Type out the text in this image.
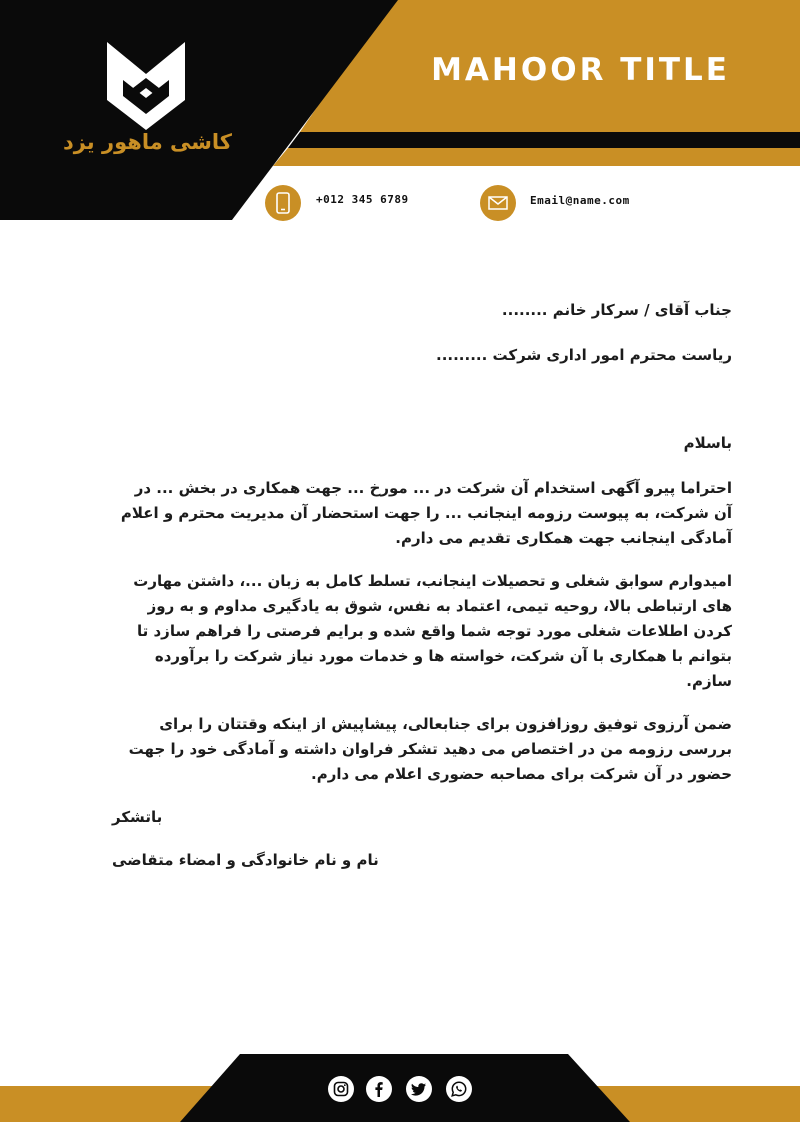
کاشی ماهور یزد
MAHOOR TITLE
+012 345 6789	Email@name.com

جناب آقای / سرکار خانم ........

ریاست محترم امور اداری شرکت .........

باسلام

احتراما پیرو آگهی استخدام آن شرکت در ... مورخ ... جهت همکاری در بخش ... در آن شرکت، به پیوست رزومه اینجانب ... را جهت استحضار آن مدیریت محترم و اعلام آمادگی اینجانب جهت همکاری تقدیم می دارم.

امیدوارم سوابق شغلی و تحصیلات اینجانب، تسلط کامل به زبان ...، داشتن مهارت های ارتباطی بالا، روحیه تیمی، اعتماد به نفس، شوق به یادگیری مداوم و به روز کردن اطلاعات شغلی مورد توجه شما واقع شده و برایم فرصتی را فراهم سازد تا بتوانم با همکاری با آن شرکت، خواسته ها و خدمات مورد نیاز شرکت را برآورده سازم.

ضمن آرزوی توفیق روزافزون برای جنابعالی، پیشاپیش از اینکه وقتتان را برای بررسی رزومه من در اختصاص می دهید تشکر فراوان داشته و آمادگی خود را جهت حضور در آن شرکت برای مصاحبه حضوری اعلام می دارم.

باتشکر

نام و نام خانوادگی و امضاء متقاضی
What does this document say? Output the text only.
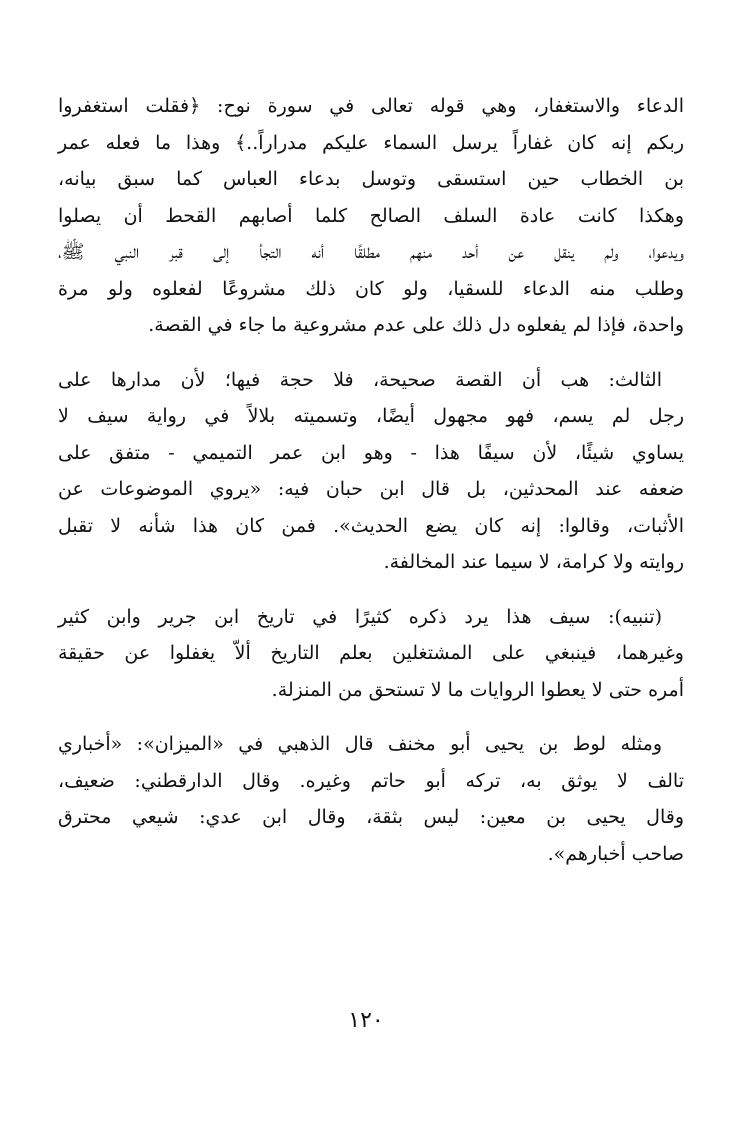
الدعاء والاستغفار، وهي قوله تعالى في سورة نوح: ﴿فقلت استغفروا
ربكم إنه كان غفاراً يرسل السماء عليكم مدراراً..﴾ وهذا ما فعله عمر
بن الخطاب حين استسقى وتوسل بدعاء العباس كما سبق بيانه،
وهكذا كانت عادة السلف الصالح كلما أصابهم القحط أن يصلوا
ويدعوا، ولم ينقل عن أحد منهم مطلقًا أنه التجأ إلى قبر النبي ﷺ،
وطلب منه الدعاء للسقيا، ولو كان ذلك مشروعًا لفعلوه ولو مرة
واحدة، فإذا لم يفعلوه دل ذلك على عدم مشروعية ما جاء في القصة.

الثالث: هب أن القصة صحيحة، فلا حجة فيها؛ لأن مدارها على
رجل لم يسم، فهو مجهول أيضًا، وتسميته بلالاً في رواية سيف لا
يساوي شيئًا، لأن سيفًا هذا - وهو ابن عمر التميمي - متفق على
ضعفه عند المحدثين، بل قال ابن حبان فيه: «يروي الموضوعات عن
الأثبات، وقالوا: إنه كان يضع الحديث». فمن كان هذا شأنه لا تقبل
روايته ولا كرامة، لا سيما عند المخالفة.

(تنبيه): سيف هذا يرد ذكره كثيرًا في تاريخ ابن جرير وابن كثير
وغيرهما، فينبغي على المشتغلين بعلم التاريخ ألاّ يغفلوا عن حقيقة
أمره حتى لا يعطوا الروايات ما لا تستحق من المنزلة.

ومثله لوط بن يحيى أبو مخنف قال الذهبي في «الميزان»: «أخباري
تالف لا يوثق به، تركه أبو حاتم وغيره. وقال الدارقطني: ضعيف،
وقال يحيى بن معين: ليس بثقة، وقال ابن عدي: شيعي محترق
صاحب أخبارهم».

١٢٠
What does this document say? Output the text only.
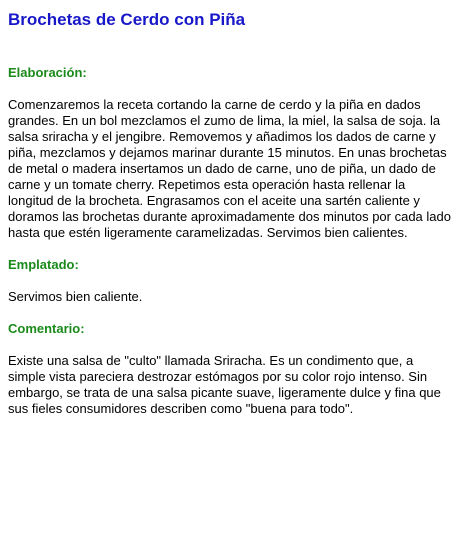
Brochetas de Cerdo con Piña
Elaboración:

Comenzaremos la receta cortando la carne de cerdo y la piña en dados grandes. En un bol mezclamos el zumo de lima, la miel, la salsa de soja. la salsa sriracha y el jengibre. Removemos y añadimos los dados de carne y piña, mezclamos y dejamos marinar durante 15 minutos. En unas brochetas de metal o madera insertamos un dado de carne, uno de piña, un dado de carne y un tomate cherry. Repetimos esta operación hasta rellenar la longitud de la brocheta. Engrasamos con el aceite una sartén caliente y doramos las brochetas durante aproximadamente dos minutos por cada lado hasta que estén ligeramente caramelizadas. Servimos bien calientes.

Emplatado:

Servimos bien caliente.

Comentario:

Existe una salsa de "culto" llamada Sriracha. Es un condimento que, a simple vista pareciera destrozar estómagos por su color rojo intenso. Sin embargo, se trata de una salsa picante suave, ligeramente dulce y fina que sus fieles consumidores describen como "buena para todo".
....................
__EXERCISE INSTRUCTIONS__
Copy each line of the listing that holds the word "الدعاء".

__WRITTEN SOLUTION__
الدعاء والاستغفار، وهي قوله تعالى في سورة نوح: ﴿فقلت استغفروا
وطلب منه الدعاء للسقيا، ولو كان ذلك مشروعًا لفعلوه ولو مرة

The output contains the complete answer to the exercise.